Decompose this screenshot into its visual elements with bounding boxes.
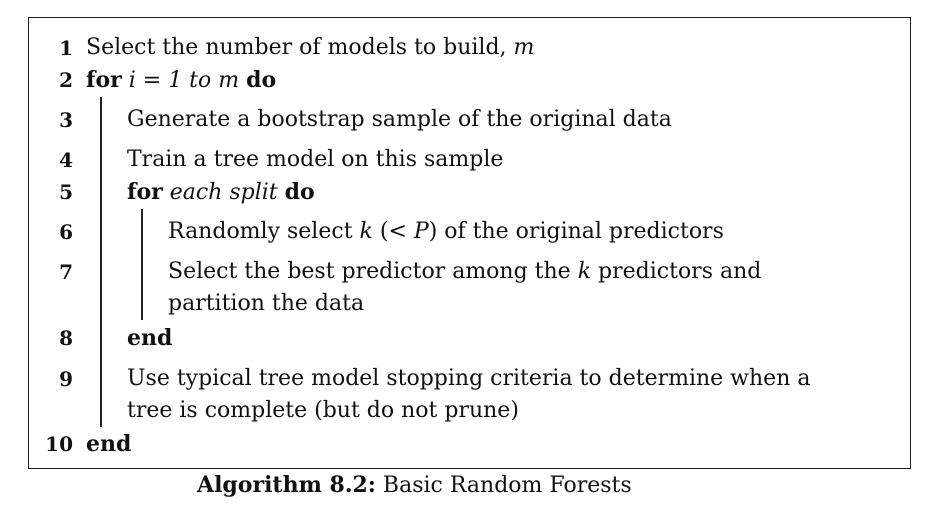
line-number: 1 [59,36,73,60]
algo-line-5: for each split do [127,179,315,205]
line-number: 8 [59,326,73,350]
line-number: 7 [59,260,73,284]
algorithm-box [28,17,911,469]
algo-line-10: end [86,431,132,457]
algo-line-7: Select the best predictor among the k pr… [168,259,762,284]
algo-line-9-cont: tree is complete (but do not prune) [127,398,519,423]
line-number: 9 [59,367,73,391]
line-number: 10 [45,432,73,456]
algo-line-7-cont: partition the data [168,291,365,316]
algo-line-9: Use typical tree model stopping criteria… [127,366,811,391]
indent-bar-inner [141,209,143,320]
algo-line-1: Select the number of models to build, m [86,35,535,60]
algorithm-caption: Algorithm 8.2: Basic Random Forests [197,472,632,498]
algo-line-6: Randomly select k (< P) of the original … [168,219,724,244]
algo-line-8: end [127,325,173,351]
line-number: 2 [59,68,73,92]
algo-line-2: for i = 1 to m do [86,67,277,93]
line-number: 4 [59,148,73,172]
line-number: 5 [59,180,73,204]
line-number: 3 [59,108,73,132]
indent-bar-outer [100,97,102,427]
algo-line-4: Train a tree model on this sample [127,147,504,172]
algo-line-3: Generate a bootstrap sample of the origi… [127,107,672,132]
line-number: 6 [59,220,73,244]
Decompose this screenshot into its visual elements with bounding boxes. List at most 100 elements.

■ Written task ■
Rewrite the rows above, changing every "tree model" to "decision tree" and keeping everything else the same. Omit the pictures.

■ Answer to the task ■
Decompose this screenshot into its visual elements with bounding boxes.
line-number: 1 [59,36,73,60]
algo-line-5: for each split do [127,179,315,205]
line-number: 8 [59,326,73,350]
line-number: 7 [59,260,73,284]
algorithm-box [28,17,911,469]
algo-line-10: end [86,431,132,457]
algo-line-7: Select the best predictor among the k pr… [168,259,762,284]
algo-line-9-cont: tree is complete (but do not prune) [127,398,519,423]
line-number: 9 [59,367,73,391]
line-number: 10 [45,432,73,456]
algo-line-7-cont: partition the data [168,291,365,316]
algo-line-9: Use typical decision tree stopping criteria… [127,366,811,391]
indent-bar-inner [141,209,143,320]
algo-line-1: Select the number of models to build, m [86,35,535,60]
algorithm-caption: Algorithm 8.2: Basic Random Forests [197,472,632,498]
algo-line-6: Randomly select k (< P) of the original … [168,219,724,244]
algo-line-8: end [127,325,173,351]
line-number: 2 [59,68,73,92]
algo-line-2: for i = 1 to m do [86,67,277,93]
line-number: 4 [59,148,73,172]
line-number: 5 [59,180,73,204]
line-number: 3 [59,108,73,132]
indent-bar-outer [100,97,102,427]
algo-line-4: Train a decision tree on this sample [127,147,504,172]
algo-line-3: Generate a bootstrap sample of the origi… [127,107,672,132]
line-number: 6 [59,220,73,244]
Decompose this screenshot into its visual elements with bounding boxes. List at most 100 elements.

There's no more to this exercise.